======== INFORMATION SUPPLIED ========

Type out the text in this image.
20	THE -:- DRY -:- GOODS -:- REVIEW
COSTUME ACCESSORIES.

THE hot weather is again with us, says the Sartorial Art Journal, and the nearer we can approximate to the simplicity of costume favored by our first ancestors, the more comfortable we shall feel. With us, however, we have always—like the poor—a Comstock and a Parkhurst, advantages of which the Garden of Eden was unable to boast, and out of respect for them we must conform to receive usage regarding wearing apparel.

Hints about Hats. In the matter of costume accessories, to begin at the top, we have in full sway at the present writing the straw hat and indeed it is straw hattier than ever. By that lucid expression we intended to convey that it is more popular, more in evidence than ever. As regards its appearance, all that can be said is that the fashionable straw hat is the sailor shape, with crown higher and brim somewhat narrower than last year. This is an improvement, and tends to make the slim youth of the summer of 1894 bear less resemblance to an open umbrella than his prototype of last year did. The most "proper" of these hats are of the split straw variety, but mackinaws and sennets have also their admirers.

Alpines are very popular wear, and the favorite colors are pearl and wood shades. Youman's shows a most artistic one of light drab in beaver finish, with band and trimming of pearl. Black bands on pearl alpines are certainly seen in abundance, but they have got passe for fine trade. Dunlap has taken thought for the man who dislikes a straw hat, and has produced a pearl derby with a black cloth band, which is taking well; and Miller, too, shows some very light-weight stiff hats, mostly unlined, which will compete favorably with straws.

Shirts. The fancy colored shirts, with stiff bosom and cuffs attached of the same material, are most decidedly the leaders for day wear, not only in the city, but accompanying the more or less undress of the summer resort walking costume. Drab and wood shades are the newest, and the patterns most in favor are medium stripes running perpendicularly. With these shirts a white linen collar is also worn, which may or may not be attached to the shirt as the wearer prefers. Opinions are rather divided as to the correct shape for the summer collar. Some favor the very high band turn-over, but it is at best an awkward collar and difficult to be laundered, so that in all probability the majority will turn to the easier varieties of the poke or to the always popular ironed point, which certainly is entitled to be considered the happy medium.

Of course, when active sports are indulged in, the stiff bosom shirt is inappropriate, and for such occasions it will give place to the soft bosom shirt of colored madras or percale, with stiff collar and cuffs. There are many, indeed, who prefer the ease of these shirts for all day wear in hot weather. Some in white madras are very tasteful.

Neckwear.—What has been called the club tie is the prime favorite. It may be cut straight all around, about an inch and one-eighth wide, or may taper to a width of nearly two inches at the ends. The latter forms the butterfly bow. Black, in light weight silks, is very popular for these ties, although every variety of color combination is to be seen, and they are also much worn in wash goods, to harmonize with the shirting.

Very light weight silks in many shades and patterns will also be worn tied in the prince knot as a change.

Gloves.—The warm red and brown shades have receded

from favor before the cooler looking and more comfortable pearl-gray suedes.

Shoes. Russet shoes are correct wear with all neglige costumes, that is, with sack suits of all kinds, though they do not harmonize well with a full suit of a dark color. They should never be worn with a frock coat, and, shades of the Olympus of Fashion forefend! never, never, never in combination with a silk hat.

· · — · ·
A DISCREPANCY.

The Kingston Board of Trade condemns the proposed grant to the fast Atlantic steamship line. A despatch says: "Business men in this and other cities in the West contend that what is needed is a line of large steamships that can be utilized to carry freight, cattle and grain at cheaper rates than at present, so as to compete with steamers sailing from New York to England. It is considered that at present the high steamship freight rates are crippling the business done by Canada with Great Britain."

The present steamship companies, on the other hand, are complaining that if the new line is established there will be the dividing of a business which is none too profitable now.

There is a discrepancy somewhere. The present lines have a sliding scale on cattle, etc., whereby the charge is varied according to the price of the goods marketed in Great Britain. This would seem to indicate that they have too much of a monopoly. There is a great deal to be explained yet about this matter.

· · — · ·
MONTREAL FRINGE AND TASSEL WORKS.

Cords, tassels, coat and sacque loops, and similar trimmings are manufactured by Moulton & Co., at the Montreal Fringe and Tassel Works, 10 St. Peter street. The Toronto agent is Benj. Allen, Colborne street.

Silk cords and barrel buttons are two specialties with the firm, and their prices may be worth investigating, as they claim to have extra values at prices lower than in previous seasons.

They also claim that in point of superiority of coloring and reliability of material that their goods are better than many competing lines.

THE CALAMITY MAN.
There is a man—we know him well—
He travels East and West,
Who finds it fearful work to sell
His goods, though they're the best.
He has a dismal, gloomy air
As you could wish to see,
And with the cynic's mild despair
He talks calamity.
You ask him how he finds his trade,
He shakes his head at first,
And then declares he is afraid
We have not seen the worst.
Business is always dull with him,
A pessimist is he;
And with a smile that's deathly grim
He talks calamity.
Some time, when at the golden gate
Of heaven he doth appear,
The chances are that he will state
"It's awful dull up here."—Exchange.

========

Go through the listing above and pull out each line containing the word "other".

The Kingston Board of Trade condemns the proposed grant to the fast Atlantic steamship line. A despatch says: "Business men in this and other cities in the West contend that what is needed is a line of large steamships that can be utilized to carry freight, cattle and grain at cheaper rates than at present, so as to compete with steamers sailing from New York to England. It is considered that at present the high steamship freight rates are crippling the business done by Canada with Great Britain."
The present steamship companies, on the other hand, are complaining that if the new line is established there will be the dividing of a business which is none too profitable now.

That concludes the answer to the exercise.